» The task: Word for word, transcribe the lines below and drop the pictures.

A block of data
────────
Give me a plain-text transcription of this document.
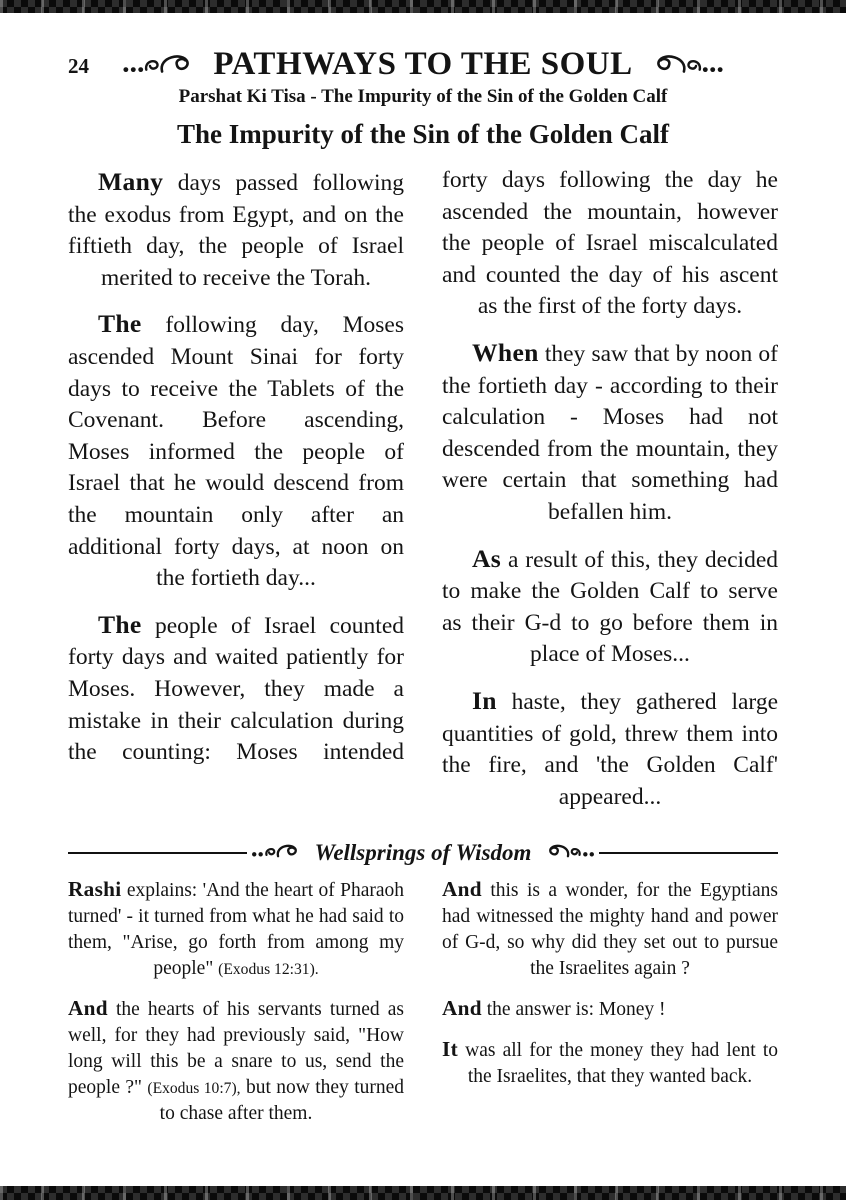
24	PATHWAYS TO THE SOUL
Parshat Ki Tisa - The Impurity of the Sin of the Golden Calf
The Impurity of the Sin of the Golden Calf

Many days passed following the exodus from Egypt, and on the fiftieth day, the people of Israel merited to receive the Torah.

The following day, Moses ascended Mount Sinai for forty days to receive the Tablets of the Covenant. Before ascending, Moses informed the people of Israel that he would descend from the mountain only after an additional forty days, at noon on the fortieth day...

The people of Israel counted forty days and waited patiently for Moses. However, they made a mistake in their calculation during the counting: Moses intended

forty days following the day he ascended the mountain, however the people of Israel miscalculated and counted the day of his ascent as the first of the forty days.

When they saw that by noon of the fortieth day - according to their calculation - Moses had not descended from the mountain, they were certain that something had befallen him.

As a result of this, they decided to make the Golden Calf to serve as their G-d to go before them in place of Moses...

In haste, they gathered large quantities of gold, threw them into the fire, and 'the Golden Calf' appeared...

Wellsprings of Wisdom

Rashi explains: 'And the heart of Pharaoh turned' - it turned from what he had said to them, "Arise, go forth from among my people" (Exodus 12:31).

And the hearts of his servants turned as well, for they had previously said, "How long will this be a snare to us, send the people ?" (Exodus 10:7), but now they turned to chase after them.

And this is a wonder, for the Egyptians had witnessed the mighty hand and power of G-d, so why did they set out to pursue the Israelites again ?

And the answer is: Money !

It was all for the money they had lent to the Israelites, that they wanted back.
────────
» Expected answer:
Give me a plain-text transcription of this document.
24	PATHWAYS TO THE SOUL
Parshat Ki Tisa - The Impurity of the Sin of the Golden Calf
The Impurity of the Sin of the Golden Calf

Many days passed following the exodus from Egypt, and on the fiftieth day, the people of Israel merited to receive the Torah.

The following day, Moses ascended Mount Sinai for forty days to receive the Tablets of the Covenant. Before ascending, Moses informed the people of Israel that he would descend from the mountain only after an additional forty days, at noon on the fortieth day...

The people of Israel counted forty days and waited patiently for Moses. However, they made a mistake in their calculation during the counting: Moses intended

forty days following the day he ascended the mountain, however the people of Israel miscalculated and counted the day of his ascent as the first of the forty days.

When they saw that by noon of the fortieth day - according to their calculation - Moses had not descended from the mountain, they were certain that something had befallen him.

As a result of this, they decided to make the Golden Calf to serve as their G-d to go before them in place of Moses...

In haste, they gathered large quantities of gold, threw them into the fire, and 'the Golden Calf' appeared...

Wellsprings of Wisdom

Rashi explains: 'And the heart of Pharaoh turned' - it turned from what he had said to them, "Arise, go forth from among my people" (Exodus 12:31).

And the hearts of his servants turned as well, for they had previously said, "How long will this be a snare to us, send the people ?" (Exodus 10:7), but now they turned to chase after them.

And this is a wonder, for the Egyptians had witnessed the mighty hand and power of G-d, so why did they set out to pursue the Israelites again ?

And the answer is: Money !

It was all for the money they had lent to the Israelites, that they wanted back.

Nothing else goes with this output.